— Begin —
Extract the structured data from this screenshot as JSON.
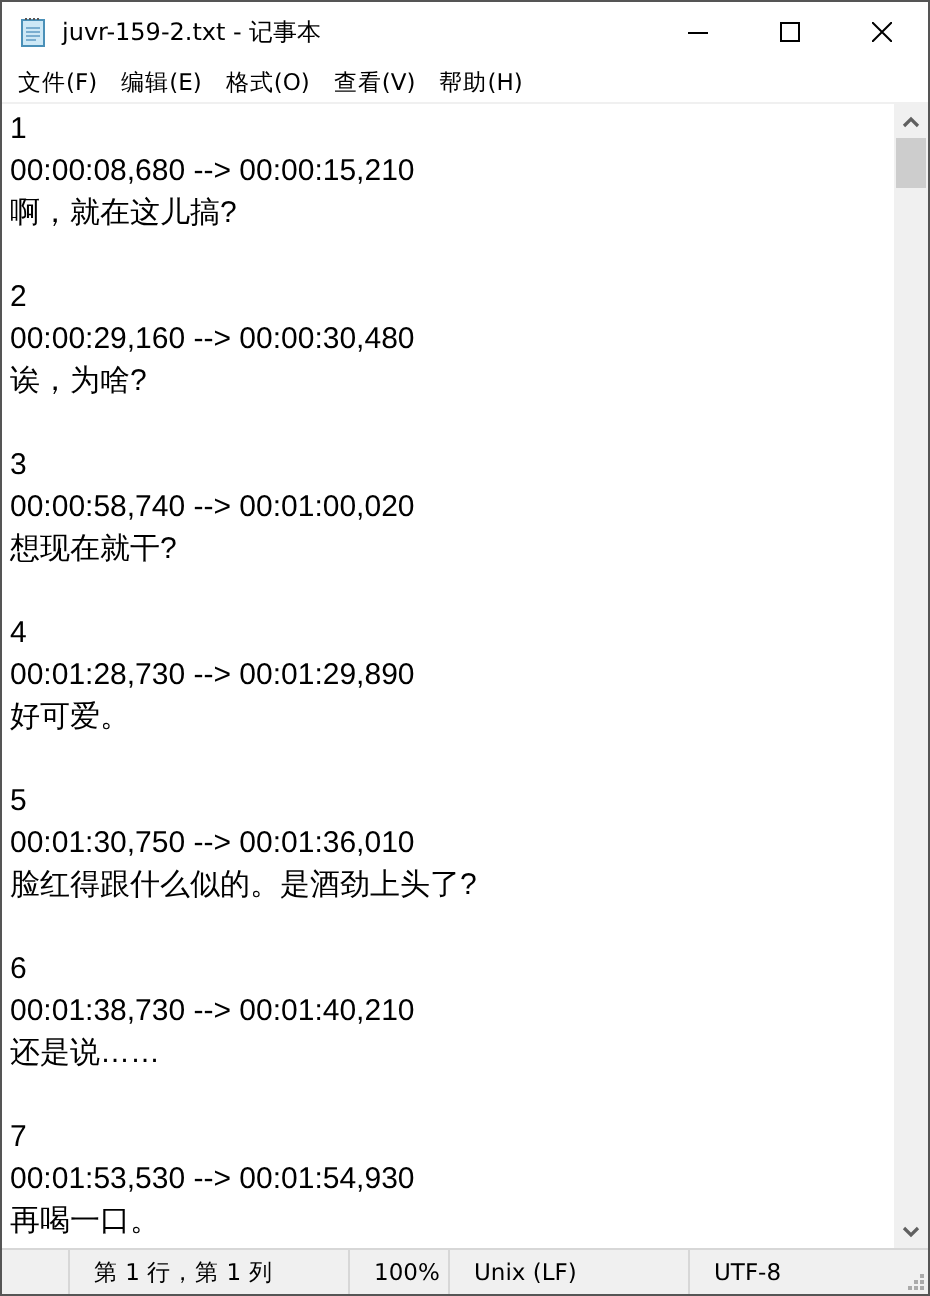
{
  "window": {
    "title": "juvr-159-2.txt - 记事本"
  },
  "menu": [
    "文件(F)",
    "编辑(E)",
    "格式(O)",
    "查看(V)",
    "帮助(H)"
  ],
  "entries": [
    {
      "index": "1",
      "time": "00:00:08,680 --> 00:00:15,210",
      "text": "啊，就在这儿搞?"
    },
    {
      "index": "2",
      "time": "00:00:29,160 --> 00:00:30,480",
      "text": "诶，为啥?"
    },
    {
      "index": "3",
      "time": "00:00:58,740 --> 00:01:00,020",
      "text": "想现在就干?"
    },
    {
      "index": "4",
      "time": "00:01:28,730 --> 00:01:29,890",
      "text": "好可爱。"
    },
    {
      "index": "5",
      "time": "00:01:30,750 --> 00:01:36,010",
      "text": "脸红得跟什么似的。是酒劲上头了?"
    },
    {
      "index": "6",
      "time": "00:01:38,730 --> 00:01:40,210",
      "text": "还是说……"
    },
    {
      "index": "7",
      "time": "00:01:53,530 --> 00:01:54,930",
      "text": "再喝一口。"
    }
  ],
  "status_bar": {
    "position": "第 1 行，第 1 列",
    "zoom": "100%",
    "line_ending": "Unix (LF)",
    "encoding": "UTF-8"
  }
}
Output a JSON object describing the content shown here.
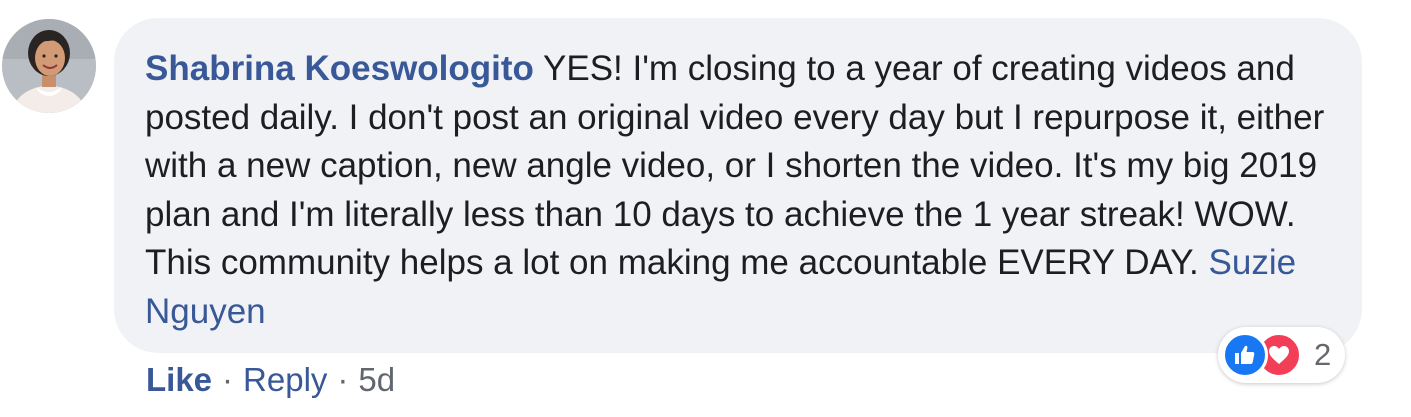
{
  "comment": {
    "author": "Shabrina Koeswologito",
    "text": "YES! I'm closing to a year of creating videos and posted daily. I don't post an original video every day but I repurpose it, either with a new caption, new angle video, or I shorten the video. It's my big 2019 plan and I'm literally less than 10 days to achieve the 1 year streak! WOW. This community helps a lot on making me accountable EVERY DAY.",
    "mention": "Suzie Nguyen"
  },
  "reactions": {
    "icons": [
      "thumbs-up-icon",
      "heart-icon"
    ],
    "count": "2"
  },
  "actions": {
    "like_label": "Like",
    "reply_label": "Reply",
    "separator": "·",
    "timestamp": "5d"
  },
  "colors": {
    "link": "#385898",
    "bubble": "#f0f2f5",
    "like_blue": "#1877f2",
    "love_red": "#f33e58",
    "meta_gray": "#606770"
  }
}
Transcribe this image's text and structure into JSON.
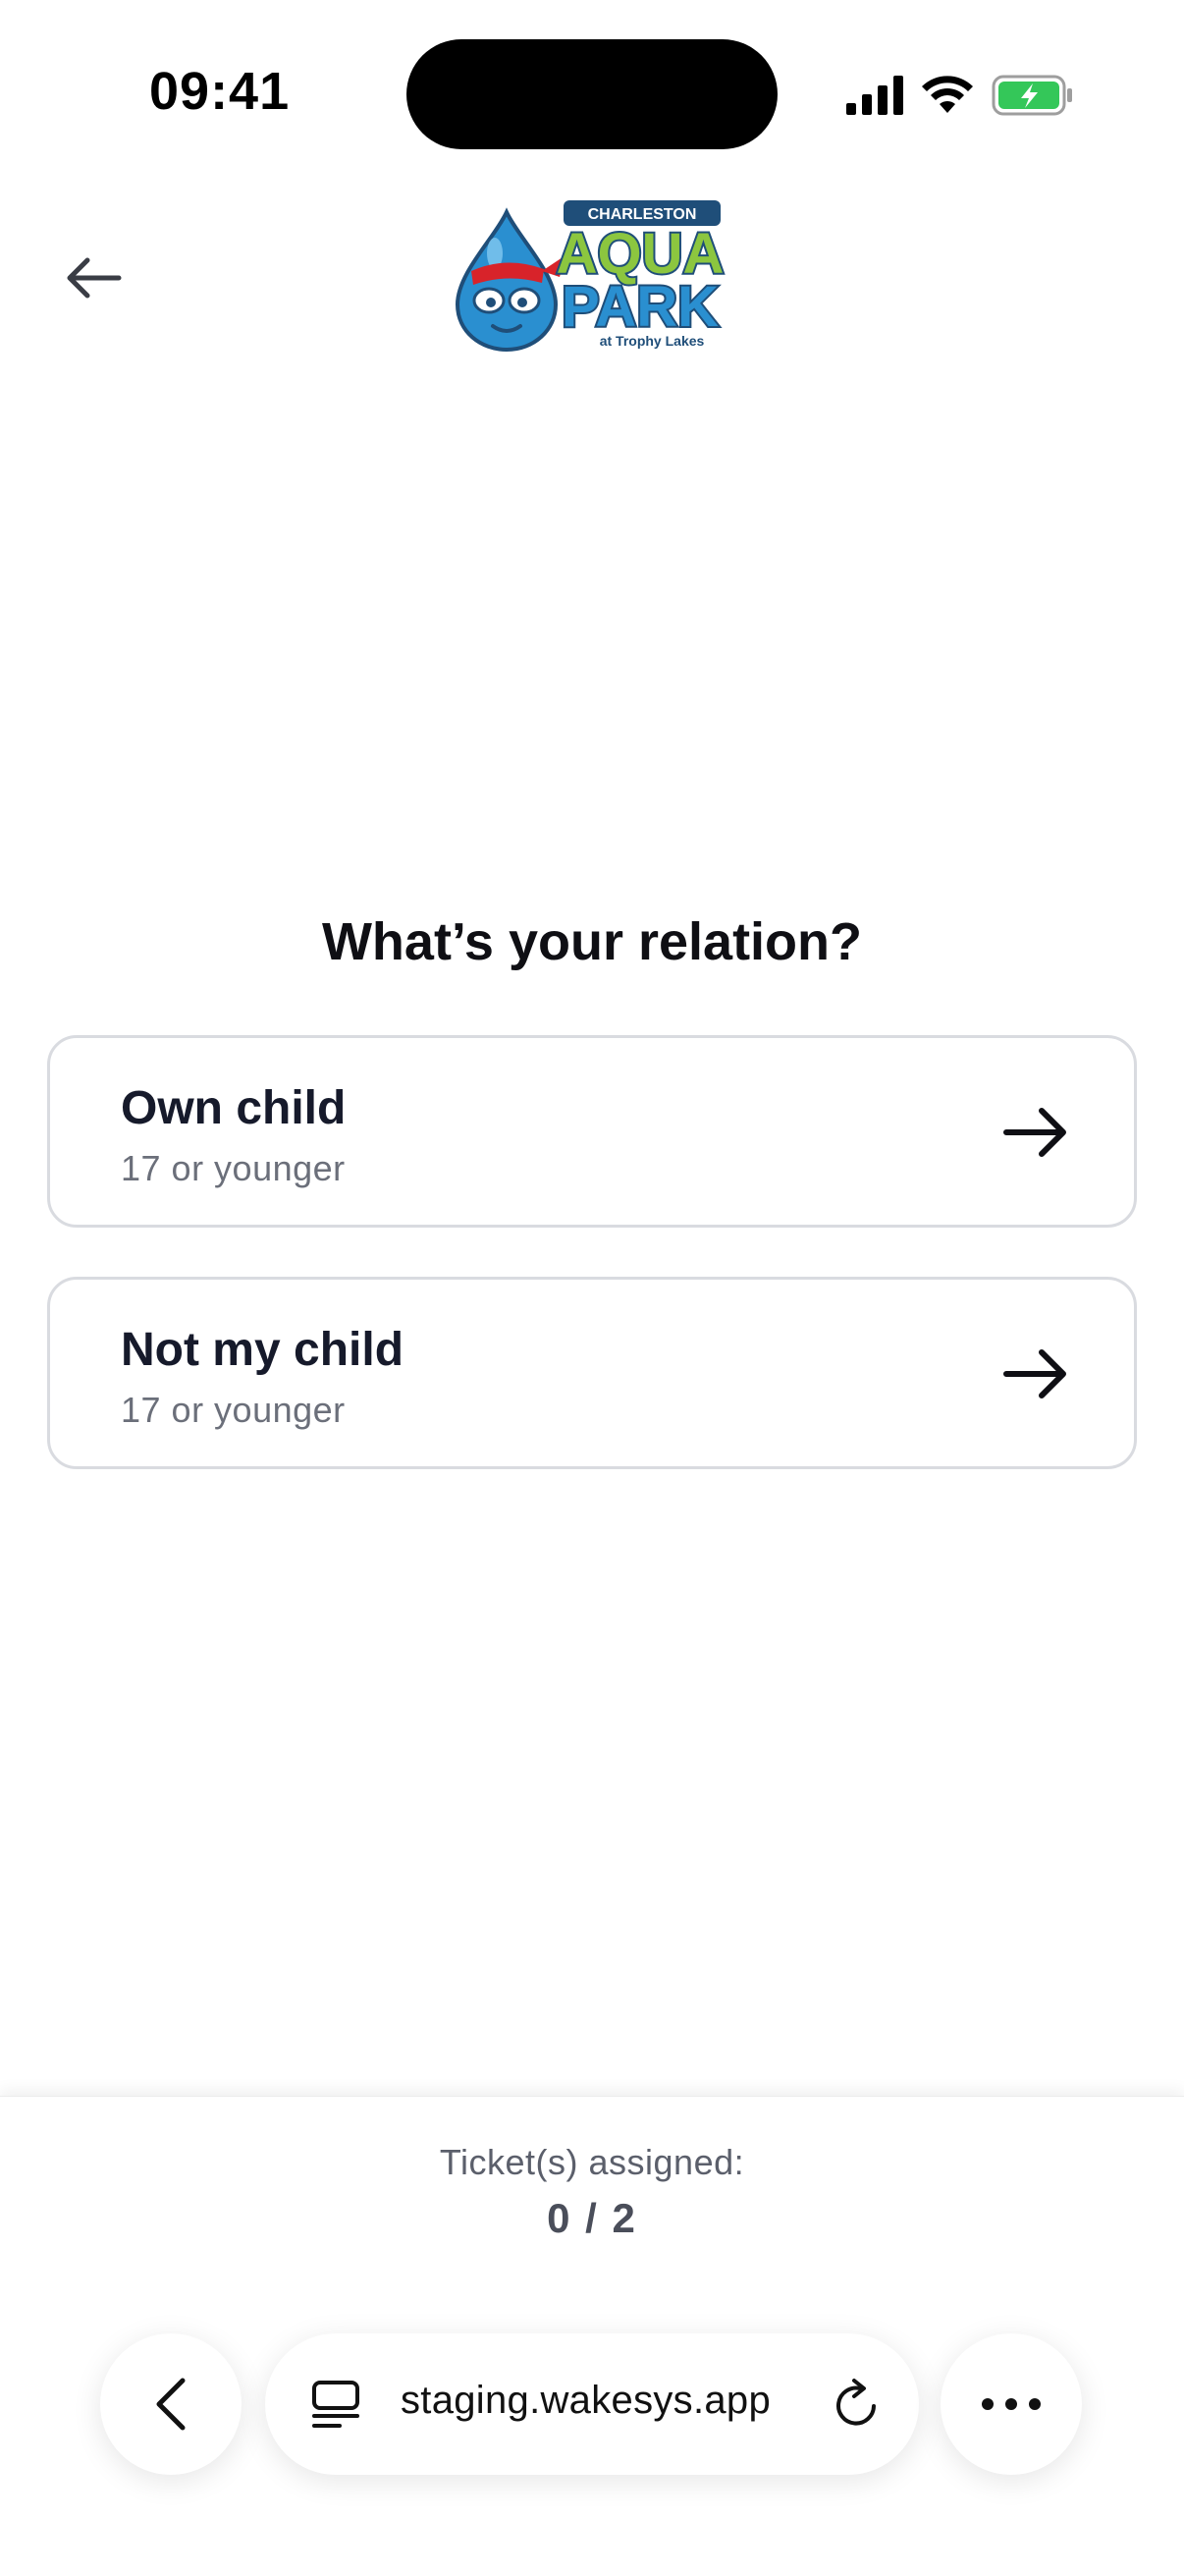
{
  "status_bar": {
    "time": "09:41"
  },
  "header": {
    "logo": {
      "top_text": "CHARLESTON",
      "line1": "AQUA",
      "line2": "PARK",
      "bottom_text": "at Trophy Lakes",
      "colors": {
        "green": "#8cc63f",
        "blue": "#2a8fd0",
        "dark_blue": "#1f4e79",
        "bandana_red": "#d8232a"
      }
    }
  },
  "main": {
    "question": "What’s your relation?",
    "options": [
      {
        "title": "Own child",
        "subtitle": "17 or younger"
      },
      {
        "title": "Not my child",
        "subtitle": "17 or younger"
      }
    ]
  },
  "footer": {
    "tickets_label": "Ticket(s) assigned:",
    "tickets_count": "0 / 2"
  },
  "browser": {
    "url": "staging.wakesys.app"
  },
  "colors": {
    "card_border": "#d9dbe0",
    "text_primary": "#161a2b",
    "text_secondary": "#6b6f7a",
    "battery_green": "#34c759"
  }
}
— End —
Exercise requirements:
Copy each line of the listing that holds the word "JSON".

The solution:
Extract the structured data from this screenshot as JSON.
Output a JSON object describing the content shown here.
Transcribe this image's text and structure into JSON.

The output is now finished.